◆ **DATASET EXCERPTS**

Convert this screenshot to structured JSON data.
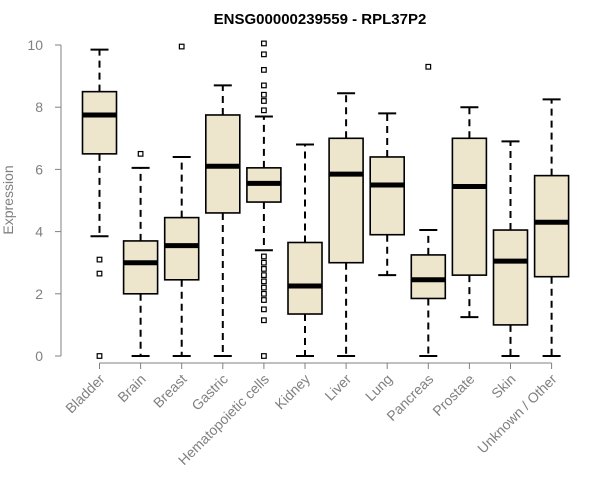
{
  "chart_data": {
    "type": "boxplot",
    "title": "ENSG00000239559 - RPL37P2",
    "xlabel": "",
    "ylabel": "Expression",
    "ylim": [
      0,
      10
    ],
    "yticks": [
      0,
      2,
      4,
      6,
      8,
      10
    ],
    "grid": false,
    "colors": {
      "box_fill": "#ede6cc",
      "box_stroke": "#000000",
      "axis": "#808080"
    },
    "categories": [
      "Bladder",
      "Brain",
      "Breast",
      "Gastric",
      "Hematopoietic cells",
      "Kidney",
      "Liver",
      "Lung",
      "Pancreas",
      "Prostate",
      "Skin",
      "Unknown / Other"
    ],
    "boxes": [
      {
        "category": "Bladder",
        "whisker_low": 3.85,
        "q1": 6.5,
        "median": 7.75,
        "q3": 8.5,
        "whisker_high": 9.85,
        "outliers": [
          0,
          2.65,
          3.1
        ]
      },
      {
        "category": "Brain",
        "whisker_low": 0,
        "q1": 2.0,
        "median": 3.0,
        "q3": 3.7,
        "whisker_high": 6.05,
        "outliers": [
          6.5
        ]
      },
      {
        "category": "Breast",
        "whisker_low": 0,
        "q1": 2.45,
        "median": 3.55,
        "q3": 4.45,
        "whisker_high": 6.4,
        "outliers": [
          9.95
        ]
      },
      {
        "category": "Gastric",
        "whisker_low": 0,
        "q1": 4.6,
        "median": 6.1,
        "q3": 7.75,
        "whisker_high": 8.7,
        "outliers": []
      },
      {
        "category": "Hematopoietic cells",
        "whisker_low": 3.4,
        "q1": 4.95,
        "median": 5.55,
        "q3": 6.05,
        "whisker_high": 7.7,
        "outliers": [
          0,
          1.15,
          1.5,
          1.8,
          2.0,
          2.2,
          2.4,
          2.6,
          2.8,
          3.0,
          3.2,
          7.9,
          8.2,
          8.4,
          8.7,
          9.2,
          9.7,
          10.05
        ]
      },
      {
        "category": "Kidney",
        "whisker_low": 0,
        "q1": 1.35,
        "median": 2.25,
        "q3": 3.65,
        "whisker_high": 6.8,
        "outliers": []
      },
      {
        "category": "Liver",
        "whisker_low": 0,
        "q1": 3.0,
        "median": 5.85,
        "q3": 7.0,
        "whisker_high": 8.45,
        "outliers": []
      },
      {
        "category": "Lung",
        "whisker_low": 2.6,
        "q1": 3.9,
        "median": 5.5,
        "q3": 6.4,
        "whisker_high": 7.8,
        "outliers": []
      },
      {
        "category": "Pancreas",
        "whisker_low": 0,
        "q1": 1.85,
        "median": 2.45,
        "q3": 3.25,
        "whisker_high": 4.05,
        "outliers": [
          9.3
        ]
      },
      {
        "category": "Prostate",
        "whisker_low": 1.25,
        "q1": 2.6,
        "median": 5.45,
        "q3": 7.0,
        "whisker_high": 8.0,
        "outliers": []
      },
      {
        "category": "Skin",
        "whisker_low": 0,
        "q1": 1.0,
        "median": 3.05,
        "q3": 4.05,
        "whisker_high": 6.9,
        "outliers": []
      },
      {
        "category": "Unknown / Other",
        "whisker_low": 0,
        "q1": 2.55,
        "median": 4.3,
        "q3": 5.8,
        "whisker_high": 8.25,
        "outliers": []
      }
    ]
  }
}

◆ **ASSIGNMENT**
Where does "Hematopoietic" appear in the records above? Copy every line that has it.

◆ **TASK OUTPUT**
      "Hematopoietic cells",
        "category": "Hematopoietic cells",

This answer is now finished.